[Part of a data file]
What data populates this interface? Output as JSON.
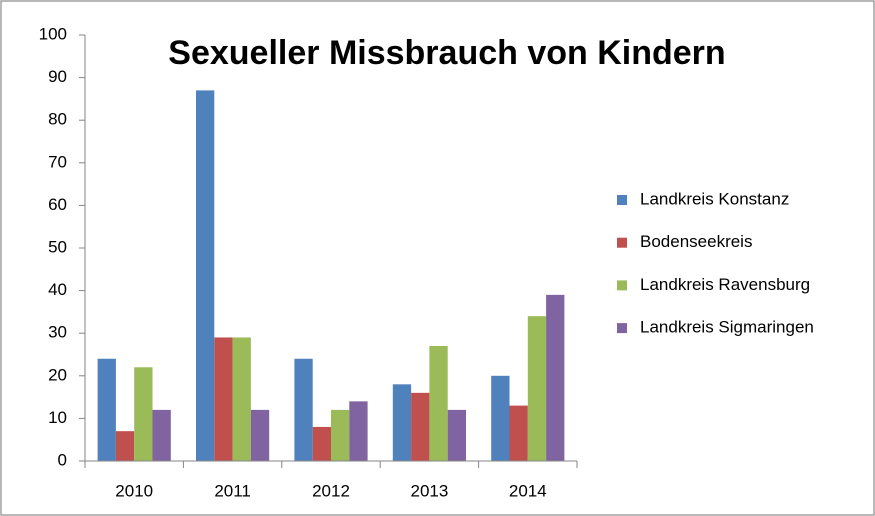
{
  "chart_data": {
    "type": "bar",
    "title": "Sexueller Missbrauch von Kindern",
    "categories": [
      "2010",
      "2011",
      "2012",
      "2013",
      "2014"
    ],
    "series": [
      {
        "name": "Landkreis Konstanz",
        "color": "#4f81bd",
        "values": [
          24,
          87,
          24,
          18,
          20
        ]
      },
      {
        "name": "Bodenseekreis",
        "color": "#c0504d",
        "values": [
          7,
          29,
          8,
          16,
          13
        ]
      },
      {
        "name": "Landkreis Ravensburg",
        "color": "#9bbb59",
        "values": [
          22,
          29,
          12,
          27,
          34
        ]
      },
      {
        "name": "Landkreis Sigmaringen",
        "color": "#8064a2",
        "values": [
          12,
          12,
          14,
          12,
          39
        ]
      }
    ],
    "ylim": [
      0,
      100
    ],
    "yticks": [
      0,
      10,
      20,
      30,
      40,
      50,
      60,
      70,
      80,
      90,
      100
    ],
    "grid": false,
    "legend": "right"
  }
}
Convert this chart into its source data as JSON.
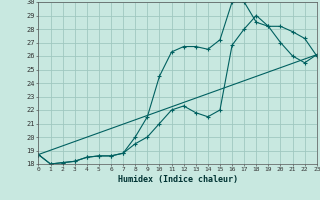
{
  "title": "",
  "xlabel": "Humidex (Indice chaleur)",
  "xlim": [
    0,
    23
  ],
  "ylim": [
    18,
    30
  ],
  "xticks": [
    0,
    1,
    2,
    3,
    4,
    5,
    6,
    7,
    8,
    9,
    10,
    11,
    12,
    13,
    14,
    15,
    16,
    17,
    18,
    19,
    20,
    21,
    22,
    23
  ],
  "yticks": [
    18,
    19,
    20,
    21,
    22,
    23,
    24,
    25,
    26,
    27,
    28,
    29,
    30
  ],
  "bg_color": "#c8e8e0",
  "grid_color": "#a0c8c0",
  "line_color": "#006060",
  "curve1_x": [
    0,
    1,
    2,
    3,
    4,
    5,
    6,
    7,
    8,
    9,
    10,
    11,
    12,
    13,
    14,
    15,
    16,
    17,
    18,
    19,
    20,
    21,
    22,
    23
  ],
  "curve1_y": [
    18.7,
    18.0,
    18.1,
    18.2,
    18.5,
    18.6,
    18.6,
    18.8,
    20.0,
    21.5,
    24.5,
    26.3,
    26.7,
    26.7,
    26.5,
    27.2,
    30.0,
    30.0,
    28.5,
    28.2,
    28.2,
    27.8,
    27.3,
    26.0
  ],
  "curve2_x": [
    0,
    1,
    2,
    3,
    4,
    5,
    6,
    7,
    8,
    9,
    10,
    11,
    12,
    13,
    14,
    15,
    16,
    17,
    18,
    19,
    20,
    21,
    22,
    23
  ],
  "curve2_y": [
    18.7,
    18.0,
    18.1,
    18.2,
    18.5,
    18.6,
    18.6,
    18.8,
    19.5,
    20.0,
    21.0,
    22.0,
    22.3,
    21.8,
    21.5,
    22.0,
    26.8,
    28.0,
    29.0,
    28.2,
    27.0,
    26.0,
    25.5,
    26.1
  ],
  "curve3_x": [
    0,
    23
  ],
  "curve3_y": [
    18.7,
    26.1
  ]
}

▸ GIVEN INSTRUCTION: Exclude the pictures. Write out the remaining data exactly.

▸ FINAL RESULT:
What data populates this interface? Output as JSON.
{
  "chart_data": {
    "type": "bar",
    "title": "Sexueller Missbrauch von Kindern",
    "categories": [
      "2010",
      "2011",
      "2012",
      "2013",
      "2014"
    ],
    "series": [
      {
        "name": "Landkreis Konstanz",
        "color": "#4f81bd",
        "values": [
          24,
          87,
          24,
          18,
          20
        ]
      },
      {
        "name": "Bodenseekreis",
        "color": "#c0504d",
        "values": [
          7,
          29,
          8,
          16,
          13
        ]
      },
      {
        "name": "Landkreis Ravensburg",
        "color": "#9bbb59",
        "values": [
          22,
          29,
          12,
          27,
          34
        ]
      },
      {
        "name": "Landkreis Sigmaringen",
        "color": "#8064a2",
        "values": [
          12,
          12,
          14,
          12,
          39
        ]
      }
    ],
    "ylim": [
      0,
      100
    ],
    "yticks": [
      0,
      10,
      20,
      30,
      40,
      50,
      60,
      70,
      80,
      90,
      100
    ],
    "grid": false,
    "legend": "right"
  }
}
Convert this chart into its source data as JSON.
{
  "title": "",
  "xlabel": "Humidex (Indice chaleur)",
  "xlim": [
    0,
    23
  ],
  "ylim": [
    18,
    30
  ],
  "xticks": [
    0,
    1,
    2,
    3,
    4,
    5,
    6,
    7,
    8,
    9,
    10,
    11,
    12,
    13,
    14,
    15,
    16,
    17,
    18,
    19,
    20,
    21,
    22,
    23
  ],
  "yticks": [
    18,
    19,
    20,
    21,
    22,
    23,
    24,
    25,
    26,
    27,
    28,
    29,
    30
  ],
  "bg_color": "#c8e8e0",
  "grid_color": "#a0c8c0",
  "line_color": "#006060",
  "curve1_x": [
    0,
    1,
    2,
    3,
    4,
    5,
    6,
    7,
    8,
    9,
    10,
    11,
    12,
    13,
    14,
    15,
    16,
    17,
    18,
    19,
    20,
    21,
    22,
    23
  ],
  "curve1_y": [
    18.7,
    18.0,
    18.1,
    18.2,
    18.5,
    18.6,
    18.6,
    18.8,
    20.0,
    21.5,
    24.5,
    26.3,
    26.7,
    26.7,
    26.5,
    27.2,
    30.0,
    30.0,
    28.5,
    28.2,
    28.2,
    27.8,
    27.3,
    26.0
  ],
  "curve2_x": [
    0,
    1,
    2,
    3,
    4,
    5,
    6,
    7,
    8,
    9,
    10,
    11,
    12,
    13,
    14,
    15,
    16,
    17,
    18,
    19,
    20,
    21,
    22,
    23
  ],
  "curve2_y": [
    18.7,
    18.0,
    18.1,
    18.2,
    18.5,
    18.6,
    18.6,
    18.8,
    19.5,
    20.0,
    21.0,
    22.0,
    22.3,
    21.8,
    21.5,
    22.0,
    26.8,
    28.0,
    29.0,
    28.2,
    27.0,
    26.0,
    25.5,
    26.1
  ],
  "curve3_x": [
    0,
    23
  ],
  "curve3_y": [
    18.7,
    26.1
  ]
}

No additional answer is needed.